───── DATA TO EXAMINE

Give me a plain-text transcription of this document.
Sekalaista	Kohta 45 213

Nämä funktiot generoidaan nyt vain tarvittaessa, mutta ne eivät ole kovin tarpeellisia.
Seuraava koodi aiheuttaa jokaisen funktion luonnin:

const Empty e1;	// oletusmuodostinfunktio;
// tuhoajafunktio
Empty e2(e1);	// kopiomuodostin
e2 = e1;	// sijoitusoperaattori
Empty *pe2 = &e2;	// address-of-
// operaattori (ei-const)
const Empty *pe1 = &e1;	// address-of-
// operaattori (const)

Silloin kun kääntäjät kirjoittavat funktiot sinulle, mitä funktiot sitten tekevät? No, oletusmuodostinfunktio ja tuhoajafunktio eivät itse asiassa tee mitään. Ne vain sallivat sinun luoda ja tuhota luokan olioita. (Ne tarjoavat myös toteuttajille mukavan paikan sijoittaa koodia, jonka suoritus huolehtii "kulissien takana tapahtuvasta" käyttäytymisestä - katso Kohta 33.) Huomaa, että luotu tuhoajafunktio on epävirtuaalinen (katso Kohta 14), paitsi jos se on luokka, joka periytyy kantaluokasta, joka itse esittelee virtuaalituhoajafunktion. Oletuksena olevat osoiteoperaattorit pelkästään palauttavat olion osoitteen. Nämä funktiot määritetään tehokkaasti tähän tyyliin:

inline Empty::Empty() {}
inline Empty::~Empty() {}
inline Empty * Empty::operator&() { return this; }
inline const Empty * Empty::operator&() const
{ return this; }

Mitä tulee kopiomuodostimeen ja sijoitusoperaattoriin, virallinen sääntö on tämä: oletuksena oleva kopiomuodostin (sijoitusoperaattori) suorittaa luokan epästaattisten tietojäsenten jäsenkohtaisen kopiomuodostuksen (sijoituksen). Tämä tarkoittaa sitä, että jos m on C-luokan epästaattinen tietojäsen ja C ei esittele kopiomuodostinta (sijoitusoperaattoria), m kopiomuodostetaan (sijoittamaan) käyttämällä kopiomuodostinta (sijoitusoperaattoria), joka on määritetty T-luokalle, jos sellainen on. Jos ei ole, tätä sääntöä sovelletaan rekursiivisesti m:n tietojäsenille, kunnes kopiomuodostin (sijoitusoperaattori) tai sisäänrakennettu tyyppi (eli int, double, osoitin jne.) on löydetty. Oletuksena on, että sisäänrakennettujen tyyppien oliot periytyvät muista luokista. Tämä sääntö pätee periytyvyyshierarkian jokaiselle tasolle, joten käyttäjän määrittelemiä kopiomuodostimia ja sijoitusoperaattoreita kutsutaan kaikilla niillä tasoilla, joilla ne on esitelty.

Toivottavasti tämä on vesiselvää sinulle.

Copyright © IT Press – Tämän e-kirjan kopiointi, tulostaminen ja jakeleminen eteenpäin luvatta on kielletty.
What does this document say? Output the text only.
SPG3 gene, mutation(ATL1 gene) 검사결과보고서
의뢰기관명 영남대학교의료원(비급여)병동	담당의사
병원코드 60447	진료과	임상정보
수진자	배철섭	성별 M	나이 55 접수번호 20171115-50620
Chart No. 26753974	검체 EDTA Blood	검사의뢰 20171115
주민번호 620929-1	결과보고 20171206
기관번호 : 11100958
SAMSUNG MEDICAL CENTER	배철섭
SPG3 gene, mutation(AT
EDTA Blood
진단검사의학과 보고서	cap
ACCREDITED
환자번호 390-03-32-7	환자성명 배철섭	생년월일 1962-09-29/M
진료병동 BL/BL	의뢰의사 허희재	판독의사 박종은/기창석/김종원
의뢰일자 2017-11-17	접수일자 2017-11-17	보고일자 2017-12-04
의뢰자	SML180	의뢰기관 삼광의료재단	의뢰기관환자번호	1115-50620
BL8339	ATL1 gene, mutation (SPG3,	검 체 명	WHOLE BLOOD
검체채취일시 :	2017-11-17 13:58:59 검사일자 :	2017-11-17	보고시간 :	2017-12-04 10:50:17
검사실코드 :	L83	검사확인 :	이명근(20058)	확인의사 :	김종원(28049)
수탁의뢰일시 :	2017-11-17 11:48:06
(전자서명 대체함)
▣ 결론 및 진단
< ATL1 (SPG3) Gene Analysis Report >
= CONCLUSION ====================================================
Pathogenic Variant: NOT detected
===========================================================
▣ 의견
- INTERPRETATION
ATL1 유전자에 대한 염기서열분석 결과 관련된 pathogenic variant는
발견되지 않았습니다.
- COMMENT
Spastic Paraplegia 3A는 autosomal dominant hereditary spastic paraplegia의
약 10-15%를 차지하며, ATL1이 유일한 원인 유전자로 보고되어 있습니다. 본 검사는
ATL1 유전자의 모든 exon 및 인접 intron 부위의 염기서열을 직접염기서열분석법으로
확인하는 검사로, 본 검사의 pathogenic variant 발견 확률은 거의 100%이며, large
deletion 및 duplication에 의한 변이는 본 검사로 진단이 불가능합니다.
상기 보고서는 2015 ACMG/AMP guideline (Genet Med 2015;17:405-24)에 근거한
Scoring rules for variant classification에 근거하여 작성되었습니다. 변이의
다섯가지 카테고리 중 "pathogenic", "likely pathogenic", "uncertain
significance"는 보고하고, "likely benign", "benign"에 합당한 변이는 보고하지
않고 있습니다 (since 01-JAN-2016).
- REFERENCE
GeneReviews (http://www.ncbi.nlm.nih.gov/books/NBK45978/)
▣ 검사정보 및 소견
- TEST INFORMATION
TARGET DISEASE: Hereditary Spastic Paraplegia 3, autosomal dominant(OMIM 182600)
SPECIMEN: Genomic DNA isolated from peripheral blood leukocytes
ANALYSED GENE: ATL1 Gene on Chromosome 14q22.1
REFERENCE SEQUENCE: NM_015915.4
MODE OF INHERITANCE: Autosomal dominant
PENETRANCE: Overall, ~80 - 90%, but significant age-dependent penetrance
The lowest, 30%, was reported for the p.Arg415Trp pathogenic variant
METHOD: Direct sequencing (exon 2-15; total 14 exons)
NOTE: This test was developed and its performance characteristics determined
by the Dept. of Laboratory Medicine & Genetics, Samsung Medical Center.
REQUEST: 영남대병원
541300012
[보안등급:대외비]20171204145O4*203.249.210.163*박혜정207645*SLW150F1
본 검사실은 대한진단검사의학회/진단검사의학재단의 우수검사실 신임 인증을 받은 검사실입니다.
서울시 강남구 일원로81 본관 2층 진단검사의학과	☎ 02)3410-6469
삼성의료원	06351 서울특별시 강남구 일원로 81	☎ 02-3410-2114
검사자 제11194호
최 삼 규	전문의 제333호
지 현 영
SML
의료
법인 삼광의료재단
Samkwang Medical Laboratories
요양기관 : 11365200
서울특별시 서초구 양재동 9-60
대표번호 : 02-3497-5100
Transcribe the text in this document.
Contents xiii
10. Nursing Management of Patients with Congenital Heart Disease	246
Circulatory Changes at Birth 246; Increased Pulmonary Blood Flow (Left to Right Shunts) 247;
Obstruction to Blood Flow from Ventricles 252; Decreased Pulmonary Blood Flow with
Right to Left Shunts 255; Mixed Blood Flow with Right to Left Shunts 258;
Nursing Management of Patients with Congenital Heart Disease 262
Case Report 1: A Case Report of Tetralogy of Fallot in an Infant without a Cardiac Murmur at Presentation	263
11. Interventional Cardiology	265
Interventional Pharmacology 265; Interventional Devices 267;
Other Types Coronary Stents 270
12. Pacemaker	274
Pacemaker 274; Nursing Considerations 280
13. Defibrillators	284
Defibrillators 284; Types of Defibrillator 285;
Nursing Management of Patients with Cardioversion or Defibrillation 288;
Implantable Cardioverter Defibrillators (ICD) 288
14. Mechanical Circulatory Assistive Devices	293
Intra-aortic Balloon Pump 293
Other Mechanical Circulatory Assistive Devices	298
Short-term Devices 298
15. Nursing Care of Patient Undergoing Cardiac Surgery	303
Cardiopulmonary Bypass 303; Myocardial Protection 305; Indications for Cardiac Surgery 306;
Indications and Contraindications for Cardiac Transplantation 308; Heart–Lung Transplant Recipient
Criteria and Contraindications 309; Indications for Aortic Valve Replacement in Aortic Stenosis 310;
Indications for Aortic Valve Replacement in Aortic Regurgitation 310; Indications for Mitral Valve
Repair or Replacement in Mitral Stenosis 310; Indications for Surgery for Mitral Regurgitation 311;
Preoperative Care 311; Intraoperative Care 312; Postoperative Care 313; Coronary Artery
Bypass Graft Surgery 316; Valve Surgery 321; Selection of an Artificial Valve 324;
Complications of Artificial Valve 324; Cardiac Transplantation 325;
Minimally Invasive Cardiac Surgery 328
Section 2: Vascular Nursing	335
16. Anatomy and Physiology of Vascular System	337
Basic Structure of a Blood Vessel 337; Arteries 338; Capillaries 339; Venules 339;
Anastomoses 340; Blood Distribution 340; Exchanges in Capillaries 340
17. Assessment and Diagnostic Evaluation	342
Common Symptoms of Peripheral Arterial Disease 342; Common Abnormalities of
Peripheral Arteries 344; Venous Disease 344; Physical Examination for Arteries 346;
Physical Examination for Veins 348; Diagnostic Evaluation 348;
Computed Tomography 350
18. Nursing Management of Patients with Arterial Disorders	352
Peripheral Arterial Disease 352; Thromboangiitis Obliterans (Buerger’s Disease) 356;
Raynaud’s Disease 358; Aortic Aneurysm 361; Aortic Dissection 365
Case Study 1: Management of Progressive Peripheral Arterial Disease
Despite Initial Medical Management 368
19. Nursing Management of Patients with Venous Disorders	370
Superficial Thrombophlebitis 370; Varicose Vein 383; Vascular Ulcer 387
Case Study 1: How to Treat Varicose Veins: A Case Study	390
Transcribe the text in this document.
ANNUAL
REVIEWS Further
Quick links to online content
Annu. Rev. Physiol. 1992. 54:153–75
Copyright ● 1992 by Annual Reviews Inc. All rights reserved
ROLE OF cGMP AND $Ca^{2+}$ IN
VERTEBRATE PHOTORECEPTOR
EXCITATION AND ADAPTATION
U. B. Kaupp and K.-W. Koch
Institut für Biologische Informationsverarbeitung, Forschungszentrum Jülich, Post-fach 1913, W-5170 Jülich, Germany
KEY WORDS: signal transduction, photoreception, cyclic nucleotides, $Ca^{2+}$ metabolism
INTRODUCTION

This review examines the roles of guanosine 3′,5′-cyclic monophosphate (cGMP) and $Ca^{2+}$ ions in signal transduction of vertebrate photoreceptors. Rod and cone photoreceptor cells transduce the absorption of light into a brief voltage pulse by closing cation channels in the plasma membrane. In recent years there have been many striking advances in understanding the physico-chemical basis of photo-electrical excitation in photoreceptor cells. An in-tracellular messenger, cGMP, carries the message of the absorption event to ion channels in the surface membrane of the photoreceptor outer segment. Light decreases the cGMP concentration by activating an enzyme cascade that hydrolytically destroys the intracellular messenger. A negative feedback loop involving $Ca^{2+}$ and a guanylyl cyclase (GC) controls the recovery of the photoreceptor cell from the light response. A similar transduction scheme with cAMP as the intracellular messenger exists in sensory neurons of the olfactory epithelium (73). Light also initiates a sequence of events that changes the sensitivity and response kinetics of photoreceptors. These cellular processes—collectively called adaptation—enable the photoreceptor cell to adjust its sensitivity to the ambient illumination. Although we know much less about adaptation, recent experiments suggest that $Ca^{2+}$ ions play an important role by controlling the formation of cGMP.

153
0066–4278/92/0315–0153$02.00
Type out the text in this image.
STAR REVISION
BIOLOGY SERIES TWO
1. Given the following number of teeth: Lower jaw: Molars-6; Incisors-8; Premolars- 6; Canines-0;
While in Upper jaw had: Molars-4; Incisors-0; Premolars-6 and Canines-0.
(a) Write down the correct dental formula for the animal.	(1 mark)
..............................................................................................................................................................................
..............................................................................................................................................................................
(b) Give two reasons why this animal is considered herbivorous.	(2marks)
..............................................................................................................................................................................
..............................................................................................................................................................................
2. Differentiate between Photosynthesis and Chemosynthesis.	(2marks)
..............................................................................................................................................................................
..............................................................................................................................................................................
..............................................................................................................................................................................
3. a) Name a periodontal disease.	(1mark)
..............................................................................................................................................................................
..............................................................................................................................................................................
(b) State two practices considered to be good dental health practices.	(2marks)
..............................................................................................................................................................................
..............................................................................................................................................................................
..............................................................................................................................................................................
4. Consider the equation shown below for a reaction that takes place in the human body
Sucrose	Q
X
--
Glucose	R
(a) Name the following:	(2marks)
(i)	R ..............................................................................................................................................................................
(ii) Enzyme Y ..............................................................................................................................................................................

──────────

→ **TASK ITEM**
Return the lines of the records that include the string "luokan".

→ **COMPLETED TASK**
Silloin kun kääntäjät kirjoittavat funktiot sinulle, mitä funktiot sitten tekevät? No, oletusmuodostinfunktio ja tuhoajafunktio eivät itse asiassa tee mitään. Ne vain sallivat sinun luoda ja tuhota luokan olioita. (Ne tarjoavat myös toteuttajille mukavan paikan sijoittaa koodia, jonka suoritus huolehtii "kulissien takana tapahtuvasta" käyttäytymisestä - katso Kohta 33.) Huomaa, että luotu tuhoajafunktio on epävirtuaalinen (katso Kohta 14), paitsi jos se on luokka, joka periytyy kantaluokasta, joka itse esittelee virtuaalituhoajafunktion. Oletuksena olevat osoiteoperaattorit pelkästään palauttavat olion osoitteen. Nämä funktiot määritetään tehokkaasti tähän tyyliin:
Mitä tulee kopiomuodostimeen ja sijoitusoperaattoriin, virallinen sääntö on tämä: oletuksena oleva kopiomuodostin (sijoitusoperaattori) suorittaa luokan epästaattisten tietojäsenten jäsenkohtaisen kopiomuodostuksen (sijoituksen). Tämä tarkoittaa sitä, että jos m on C-luokan epästaattinen tietojäsen ja C ei esittele kopiomuodostinta (sijoitusoperaattoria), m kopiomuodostetaan (sijoittamaan) käyttämällä kopiomuodostinta (sijoitusoperaattoria), joka on määritetty T-luokalle, jos sellainen on. Jos ei ole, tätä sääntöä sovelletaan rekursiivisesti m:n tietojäsenille, kunnes kopiomuodostin (sijoitusoperaattori) tai sisäänrakennettu tyyppi (eli int, double, osoitin jne.) on löydetty. Oletuksena on, että sisäänrakennettujen tyyppien oliot periytyvät muista luokista. Tämä sääntö pätee periytyvyyshierarkian jokaiselle tasolle, joten käyttäjän määrittelemiä kopiomuodostimia ja sijoitusoperaattoreita kutsutaan kaikilla niillä tasoilla, joilla ne on esitelty.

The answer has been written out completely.